Given problem
Gather the lines that hold the string "ਦਰਜਨ".

Data entries
<<<<
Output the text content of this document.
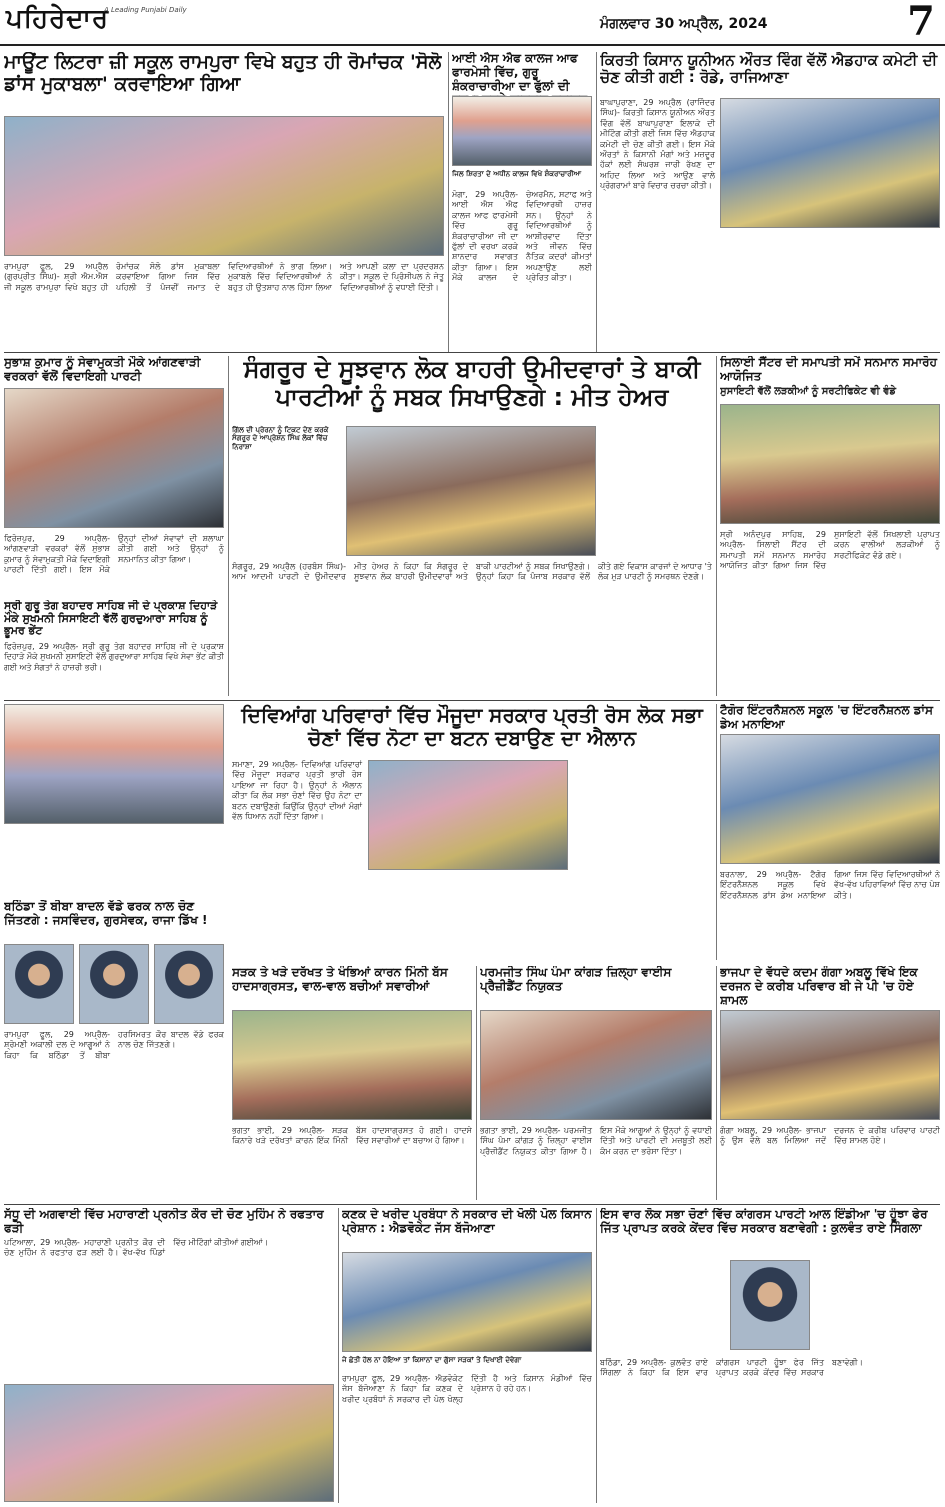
ਪਹਿਰੇਦਾਰ
A Leading Punjabi Daily
ਮੰਗਲਵਾਰ 30 ਅਪ੍ਰੈਲ, 2024	7
ਮਾਊਂਟ ਲਿਟਰਾ ਜ਼ੀ ਸਕੂਲ ਰਾਮਪੁਰਾ ਵਿਖੇ ਬਹੁਤ ਹੀ ਰੋਮਾਂਚਕ 'ਸੋਲੋ ਡਾਂਸ ਮੁਕਾਬਲਾ' ਕਰਵਾਇਆ ਗਿਆ
ਰਾਮਪੁਰਾ ਫੂਲ, 29 ਅਪ੍ਰੈਲ (ਗੁਰਪ੍ਰੀਤ ਸਿੰਘ)- ਸ਼੍ਰੀ ਐਮ.ਐਸ ਜੀ ਸਕੂਲ ਰਾਮਪੁਰਾ ਵਿਖੇ ਬਹੁਤ ਹੀ ਰੋਮਾਂਚਕ ਸੋਲੋ ਡਾਂਸ ਮੁਕਾਬਲਾ ਕਰਵਾਇਆ ਗਿਆ ਜਿਸ ਵਿੱਚ ਪਹਿਲੀ ਤੋਂ ਪੰਜਵੀਂ ਜਮਾਤ ਦੇ ਵਿਦਿਆਰਥੀਆਂ ਨੇ ਭਾਗ ਲਿਆ। ਮੁਕਾਬਲੇ ਵਿੱਚ ਵਿਦਿਆਰਥੀਆਂ ਨੇ ਬਹੁਤ ਹੀ ਉਤਸ਼ਾਹ ਨਾਲ ਹਿੱਸਾ ਲਿਆ ਅਤੇ ਆਪਣੀ ਕਲਾ ਦਾ ਪ੍ਰਦਰਸ਼ਨ ਕੀਤਾ। ਸਕੂਲ ਦੇ ਪ੍ਰਿੰਸੀਪਲ ਨੇ ਜੇਤੂ ਵਿਦਿਆਰਥੀਆਂ ਨੂੰ ਵਧਾਈ ਦਿੱਤੀ।
ਆਈ ਐਸ ਐਫ ਕਾਲਜ ਆਫ ਫਾਰਮੇਸੀ ਵਿੱਚ, ਗੁਰੂ ਸ਼ੰਕਰਾਚਾਰੀਆ ਦਾ ਫੁੱਲਾਂ ਦੀ
ਜਿਲ ਸ਼ਿਰਤਾ ਦੇ ਅਧੀਨ ਕਾਲਜ ਵਿਖੇ ਸ਼ੰਕਰਾਚਾਰੀਆ
ਮੋਗਾ, 29 ਅਪ੍ਰੈਲ- ਆਈ ਐਸ ਐਫ ਕਾਲਜ ਆਫ ਫਾਰਮੇਸੀ ਵਿੱਚ ਗੁਰੂ ਸ਼ੰਕਰਾਚਾਰੀਆ ਜੀ ਦਾ ਫੁੱਲਾਂ ਦੀ ਵਰਖਾ ਕਰਕੇ ਸ਼ਾਨਦਾਰ ਸਵਾਗਤ ਕੀਤਾ ਗਿਆ। ਇਸ ਮੌਕੇ ਕਾਲਜ ਦੇ ਚੇਅਰਮੈਨ, ਸਟਾਫ ਅਤੇ ਵਿਦਿਆਰਥੀ ਹਾਜ਼ਰ ਸਨ। ਉਨ੍ਹਾਂ ਨੇ ਵਿਦਿਆਰਥੀਆਂ ਨੂੰ ਆਸ਼ੀਰਵਾਦ ਦਿੱਤਾ ਅਤੇ ਜੀਵਨ ਵਿੱਚ ਨੈਤਿਕ ਕਦਰਾਂ ਕੀਮਤਾਂ ਅਪਣਾਉਣ ਲਈ ਪ੍ਰੇਰਿਤ ਕੀਤਾ।
ਕਿਰਤੀ ਕਿਸਾਨ ਯੂਨੀਅਨ ਔਰਤ ਵਿੰਗ ਵੱਲੋਂ ਐਡਹਾਕ ਕਮੇਟੀ ਦੀ ਚੋਣ ਕੀਤੀ ਗਈ : ਰੋਡੇ, ਰਾਜਿਆਣਾ
ਬਾਘਾਪੁਰਾਣਾ, 29 ਅਪ੍ਰੈਲ (ਰਾਜਿੰਦਰ ਸਿੰਘ)- ਕਿਰਤੀ ਕਿਸਾਨ ਯੂਨੀਅਨ ਔਰਤ ਵਿੰਗ ਵੱਲੋਂ ਬਾਘਾਪੁਰਾਣਾ ਇਲਾਕੇ ਦੀ ਮੀਟਿੰਗ ਕੀਤੀ ਗਈ ਜਿਸ ਵਿੱਚ ਐਡਹਾਕ ਕਮੇਟੀ ਦੀ ਚੋਣ ਕੀਤੀ ਗਈ। ਇਸ ਮੌਕੇ ਔਰਤਾਂ ਨੇ ਕਿਸਾਨੀ ਮੰਗਾਂ ਅਤੇ ਮਜ਼ਦੂਰ ਹੱਕਾਂ ਲਈ ਸੰਘਰਸ਼ ਜਾਰੀ ਰੱਖਣ ਦਾ ਅਹਿਦ ਲਿਆ ਅਤੇ ਆਉਣ ਵਾਲੇ ਪ੍ਰੋਗਰਾਮਾਂ ਬਾਰੇ ਵਿਚਾਰ ਚਰਚਾ ਕੀਤੀ।
ਸੁਭਾਸ਼ ਕੁਮਾਰ ਨੂੰ ਸੇਵਾਮੁਕਤੀ ਮੌਕੇ ਆਂਗਣਵਾੜੀ ਵਰਕਰਾਂ ਵੱਲੋਂ ਵਿਦਾਇਗੀ ਪਾਰਟੀ
ਫਿਰੋਜ਼ਪੁਰ, 29 ਅਪ੍ਰੈਲ- ਆਂਗਣਵਾੜੀ ਵਰਕਰਾਂ ਵੱਲੋਂ ਸੁਭਾਸ਼ ਕੁਮਾਰ ਨੂੰ ਸੇਵਾਮੁਕਤੀ ਮੌਕੇ ਵਿਦਾਇਗੀ ਪਾਰਟੀ ਦਿੱਤੀ ਗਈ। ਇਸ ਮੌਕੇ ਉਨ੍ਹਾਂ ਦੀਆਂ ਸੇਵਾਵਾਂ ਦੀ ਸ਼ਲਾਘਾ ਕੀਤੀ ਗਈ ਅਤੇ ਉਨ੍ਹਾਂ ਨੂੰ ਸਨਮਾਨਿਤ ਕੀਤਾ ਗਿਆ।
ਸੰਗਰੂਰ ਦੇ ਸੂਝਵਾਨ ਲੋਕ ਬਾਹਰੀ ਉਮੀਦਵਾਰਾਂ ਤੇ ਬਾਕੀ ਪਾਰਟੀਆਂ ਨੂੰ ਸਬਕ ਸਿਖਾਉਣਗੇ : ਮੀਤ ਹੇਅਰ
ਗਿੱਲ ਦੀ ਪ੍ਰੇਰਨਾ ਨੂੰ ਟਿਕਟ ਦੇਣ ਕਰਕੇ ਸੰਗਰੂਰ ਦੇ ਆਪ੍ਰੇਸ਼ਨ ਸਿੰਘ ਲੋਕਾਂ ਵਿੱਚ ਨਿਰਾਸ਼ਾ
ਸੰਗਰੂਰ, 29 ਅਪ੍ਰੈਲ (ਹਰਬੰਸ ਸਿੰਘ)- ਆਮ ਆਦਮੀ ਪਾਰਟੀ ਦੇ ਉਮੀਦਵਾਰ ਮੀਤ ਹੇਅਰ ਨੇ ਕਿਹਾ ਕਿ ਸੰਗਰੂਰ ਦੇ ਸੂਝਵਾਨ ਲੋਕ ਬਾਹਰੀ ਉਮੀਦਵਾਰਾਂ ਅਤੇ ਬਾਕੀ ਪਾਰਟੀਆਂ ਨੂੰ ਸਬਕ ਸਿਖਾਉਣਗੇ। ਉਨ੍ਹਾਂ ਕਿਹਾ ਕਿ ਪੰਜਾਬ ਸਰਕਾਰ ਵੱਲੋਂ ਕੀਤੇ ਗਏ ਵਿਕਾਸ ਕਾਰਜਾਂ ਦੇ ਆਧਾਰ 'ਤੇ ਲੋਕ ਮੁੜ ਪਾਰਟੀ ਨੂੰ ਸਮਰਥਨ ਦੇਣਗੇ।
ਸਿਲਾਈ ਸੈਂਟਰ ਦੀ ਸਮਾਪਤੀ ਸਮੇਂ ਸਨਮਾਨ ਸਮਾਰੋਹ ਆਯੋਜਿਤ
ਸੁਸਾਇਟੀ ਵੱਲੋਂ ਲੜਕੀਆਂ ਨੂੰ ਸਰਟੀਫਿਕੇਟ ਵੀ ਵੰਡੇ
ਸ੍ਰੀ ਅਨੰਦਪੁਰ ਸਾਹਿਬ, 29 ਅਪ੍ਰੈਲ- ਸਿਲਾਈ ਸੈਂਟਰ ਦੀ ਸਮਾਪਤੀ ਸਮੇਂ ਸਨਮਾਨ ਸਮਾਰੋਹ ਆਯੋਜਿਤ ਕੀਤਾ ਗਿਆ ਜਿਸ ਵਿੱਚ ਸੁਸਾਇਟੀ ਵੱਲੋਂ ਸਿਖਲਾਈ ਪ੍ਰਾਪਤ ਕਰਨ ਵਾਲੀਆਂ ਲੜਕੀਆਂ ਨੂੰ ਸਰਟੀਫਿਕੇਟ ਵੰਡੇ ਗਏ।
ਸ੍ਰੀ ਗੁਰੂ ਤੇਗ ਬਹਾਦਰ ਸਾਹਿਬ ਜੀ ਦੇ ਪ੍ਰਕਾਸ਼ ਦਿਹਾੜੇ ਮੌਕੇ ਸੁਖਮਨੀ ਸਿਸਾਇਟੀ ਵੱਲੋਂ ਗੁਰਦੁਆਰਾ ਸਾਹਿਬ ਨੂੰ ਭੂਮਰ ਭੇਂਟ
ਫਿਰੋਜ਼ਪੁਰ, 29 ਅਪ੍ਰੈਲ- ਸ੍ਰੀ ਗੁਰੂ ਤੇਗ ਬਹਾਦਰ ਸਾਹਿਬ ਜੀ ਦੇ ਪ੍ਰਕਾਸ਼ ਦਿਹਾੜੇ ਮੌਕੇ ਸੁਖਮਨੀ ਸੁਸਾਇਟੀ ਵੱਲੋਂ ਗੁਰਦੁਆਰਾ ਸਾਹਿਬ ਵਿਖੇ ਸੇਵਾ ਭੇਂਟ ਕੀਤੀ ਗਈ ਅਤੇ ਸੰਗਤਾਂ ਨੇ ਹਾਜ਼ਰੀ ਭਰੀ।
ਦਿਵਿਆਂਗ ਪਰਿਵਾਰਾਂ ਵਿੱਚ ਮੌਜੂਦਾ ਸਰਕਾਰ ਪ੍ਰਤੀ ਰੋਸ ਲੋਕ ਸਭਾ ਚੋਣਾਂ ਵਿੱਚ ਨੋਟਾ ਦਾ ਬਟਨ ਦਬਾਉਣ ਦਾ ਐਲਾਨ
ਸਮਾਣਾ, 29 ਅਪ੍ਰੈਲ- ਦਿਵਿਆਂਗ ਪਰਿਵਾਰਾਂ ਵਿੱਚ ਮੌਜੂਦਾ ਸਰਕਾਰ ਪ੍ਰਤੀ ਭਾਰੀ ਰੋਸ ਪਾਇਆ ਜਾ ਰਿਹਾ ਹੈ। ਉਨ੍ਹਾਂ ਨੇ ਐਲਾਨ ਕੀਤਾ ਕਿ ਲੋਕ ਸਭਾ ਚੋਣਾਂ ਵਿੱਚ ਉਹ ਨੋਟਾ ਦਾ ਬਟਨ ਦਬਾਉਣਗੇ ਕਿਉਂਕਿ ਉਨ੍ਹਾਂ ਦੀਆਂ ਮੰਗਾਂ ਵੱਲ ਧਿਆਨ ਨਹੀਂ ਦਿੱਤਾ ਗਿਆ।
ਟੈਗੋਰ ਇੰਟਰਨੈਸ਼ਨਲ ਸਕੂਲ 'ਚ ਇੰਟਰਨੈਸ਼ਨਲ ਡਾਂਸ ਡੇਅ ਮਨਾਇਆ
ਬਰਨਾਲਾ, 29 ਅਪ੍ਰੈਲ- ਟੈਗੋਰ ਇੰਟਰਨੈਸ਼ਨਲ ਸਕੂਲ ਵਿਖੇ ਇੰਟਰਨੈਸ਼ਨਲ ਡਾਂਸ ਡੇਅ ਮਨਾਇਆ ਗਿਆ ਜਿਸ ਵਿੱਚ ਵਿਦਿਆਰਥੀਆਂ ਨੇ ਵੱਖ-ਵੱਖ ਪਹਿਰਾਵਿਆਂ ਵਿੱਚ ਨਾਚ ਪੇਸ਼ ਕੀਤੇ।
ਬਠਿੰਡਾ ਤੋਂ ਬੀਬਾ ਬਾਦਲ ਵੱਡੇ ਫਰਕ ਨਾਲ ਚੋਣ ਜਿੱਤਣਗੇ : ਜਸਵਿੰਦਰ, ਗੁਰਸੇਵਕ, ਰਾਜਾ ਡਿੱਖ !
ਰਾਮਪੁਰਾ ਫੂਲ, 29 ਅਪ੍ਰੈਲ- ਸ਼੍ਰੋਮਣੀ ਅਕਾਲੀ ਦਲ ਦੇ ਆਗੂਆਂ ਨੇ ਕਿਹਾ ਕਿ ਬਠਿੰਡਾ ਤੋਂ ਬੀਬਾ ਹਰਸਿਮਰਤ ਕੌਰ ਬਾਦਲ ਵੱਡੇ ਫਰਕ ਨਾਲ ਚੋਣ ਜਿੱਤਣਗੇ।
ਸੜਕ ਤੇ ਖੜੇ ਦਰੱਖਤ ਤੇ ਖੰਭਿਆਂ ਕਾਰਨ ਮਿੰਨੀ ਬੱਸ ਹਾਦਸਾਗ੍ਰਸਤ, ਵਾਲ-ਵਾਲ ਬਚੀਆਂ ਸਵਾਰੀਆਂ
ਭਗਤਾ ਭਾਈ, 29 ਅਪ੍ਰੈਲ- ਸੜਕ ਕਿਨਾਰੇ ਖੜੇ ਦਰੱਖਤਾਂ ਕਾਰਨ ਇੱਕ ਮਿੰਨੀ ਬੱਸ ਹਾਦਸਾਗ੍ਰਸਤ ਹੋ ਗਈ। ਹਾਦਸੇ ਵਿੱਚ ਸਵਾਰੀਆਂ ਦਾ ਬਚਾਅ ਹੋ ਗਿਆ।
ਪਰਮਜੀਤ ਸਿੰਘ ਪੰਮਾ ਕਾਂਗੜ ਜ਼ਿਲ੍ਹਾ ਵਾਈਸ ਪ੍ਰੈਜ਼ੀਡੈਂਟ ਨਿਯੁਕਤ
ਭਗਤਾ ਭਾਈ, 29 ਅਪ੍ਰੈਲ- ਪਰਮਜੀਤ ਸਿੰਘ ਪੰਮਾ ਕਾਂਗੜ ਨੂੰ ਜ਼ਿਲ੍ਹਾ ਵਾਈਸ ਪ੍ਰੈਜ਼ੀਡੈਂਟ ਨਿਯੁਕਤ ਕੀਤਾ ਗਿਆ ਹੈ। ਇਸ ਮੌਕੇ ਆਗੂਆਂ ਨੇ ਉਨ੍ਹਾਂ ਨੂੰ ਵਧਾਈ ਦਿੱਤੀ ਅਤੇ ਪਾਰਟੀ ਦੀ ਮਜ਼ਬੂਤੀ ਲਈ ਕੰਮ ਕਰਨ ਦਾ ਭਰੋਸਾ ਦਿੱਤਾ।
ਭਾਜਪਾ ਦੇ ਵੱਧਦੇ ਕਦਮ ਗੰਗਾ ਅਬਲੂ ਵਿੱਖੇ ਇਕ ਦਰਜਨ ਦੇ ਕਰੀਬ ਪਰਿਵਾਰ ਬੀ ਜੇ ਪੀ 'ਚ ਹੋਏ ਸ਼ਾਮਲ
ਗੰਗਾ ਅਬਲੂ, 29 ਅਪ੍ਰੈਲ- ਭਾਜਪਾ ਨੂੰ ਉਸ ਵੇਲੇ ਬਲ ਮਿਲਿਆ ਜਦੋਂ ਦਰਜਨ ਦੇ ਕਰੀਬ ਪਰਿਵਾਰ ਪਾਰਟੀ ਵਿੱਚ ਸ਼ਾਮਲ ਹੋਏ।
ਸੱਧੂ ਦੀ ਅਗਵਾਈ ਵਿੱਚ ਮਹਾਰਾਣੀ ਪ੍ਰਨੀਤ ਕੌਰ ਦੀ ਚੋਣ ਮੁਹਿੰਮ ਨੇ ਰਫਤਾਰ ਫੜੀ
ਪਟਿਆਲਾ, 29 ਅਪ੍ਰੈਲ- ਮਹਾਰਾਣੀ ਪ੍ਰਨੀਤ ਕੌਰ ਦੀ ਚੋਣ ਮੁਹਿੰਮ ਨੇ ਰਫਤਾਰ ਫੜ ਲਈ ਹੈ। ਵੱਖ-ਵੱਖ ਪਿੰਡਾਂ ਵਿੱਚ ਮੀਟਿੰਗਾਂ ਕੀਤੀਆਂ ਗਈਆਂ।
ਕਣਕ ਦੇ ਖਰੀਦ ਪ੍ਰਬੰਧਾ ਨੇ ਸਰਕਾਰ ਦੀ ਖੋਲੀ ਪੋਲ ਕਿਸਾਨ ਪ੍ਰੇਸ਼ਾਨ : ਐਡਵੋਕੇਟ ਜੱਸ ਬੱਜੋਆਣਾ
ਜੇ ਛੇਤੀ ਹੱਲ ਨਾ ਹੋਇਆ ਤਾਂ ਕਿਸਾਨਾਂ ਦਾ ਗੁੱਸਾ ਸੜਕਾਂ ਤੇ ਦਿਖਾਈ ਦੇਵੇਗਾ
ਰਾਮਪੁਰਾ ਫੂਲ, 29 ਅਪ੍ਰੈਲ- ਐਡਵੋਕੇਟ ਜੱਸ ਬੱਜੋਆਣਾ ਨੇ ਕਿਹਾ ਕਿ ਕਣਕ ਦੇ ਖਰੀਦ ਪ੍ਰਬੰਧਾਂ ਨੇ ਸਰਕਾਰ ਦੀ ਪੋਲ ਖੋਲ੍ਹ ਦਿੱਤੀ ਹੈ ਅਤੇ ਕਿਸਾਨ ਮੰਡੀਆਂ ਵਿੱਚ ਪ੍ਰੇਸ਼ਾਨ ਹੋ ਰਹੇ ਹਨ।
ਇਸ ਵਾਰ ਲੋਕ ਸਭਾ ਚੋਣਾਂ ਵਿੱਚ ਕਾਂਗਰਸ ਪਾਰਟੀ ਆਲ ਇੰਡੀਆ 'ਚ ਹੂੰਝਾ ਫੇਰ ਜਿੱਤ ਪ੍ਰਾਪਤ ਕਰਕੇ ਕੇਂਦਰ ਵਿੱਚ ਸਰਕਾਰ ਬਣਾਵੇਗੀ : ਕੁਲਵੰਤ ਰਾਏ ਸਿੰਗਲਾ
ਬਠਿੰਡਾ, 29 ਅਪ੍ਰੈਲ- ਕੁਲਵੰਤ ਰਾਏ ਸਿੰਗਲਾ ਨੇ ਕਿਹਾ ਕਿ ਇਸ ਵਾਰ ਕਾਂਗਰਸ ਪਾਰਟੀ ਹੂੰਝਾ ਫੇਰ ਜਿੱਤ ਪ੍ਰਾਪਤ ਕਰਕੇ ਕੇਂਦਰ ਵਿੱਚ ਸਰਕਾਰ ਬਣਾਵੇਗੀ।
>>>>
Final result
ਭਾਜਪਾ ਦੇ ਵੱਧਦੇ ਕਦਮ ਗੰਗਾ ਅਬਲੂ ਵਿੱਖੇ ਇਕ ਦਰਜਨ ਦੇ ਕਰੀਬ ਪਰਿਵਾਰ ਬੀ ਜੇ ਪੀ 'ਚ ਹੋਏ ਸ਼ਾਮਲ
ਗੰਗਾ ਅਬਲੂ, 29 ਅਪ੍ਰੈਲ- ਭਾਜਪਾ ਨੂੰ ਉਸ ਵੇਲੇ ਬਲ ਮਿਲਿਆ ਜਦੋਂ ਦਰਜਨ ਦੇ ਕਰੀਬ ਪਰਿਵਾਰ ਪਾਰਟੀ ਵਿੱਚ ਸ਼ਾਮਲ ਹੋਏ।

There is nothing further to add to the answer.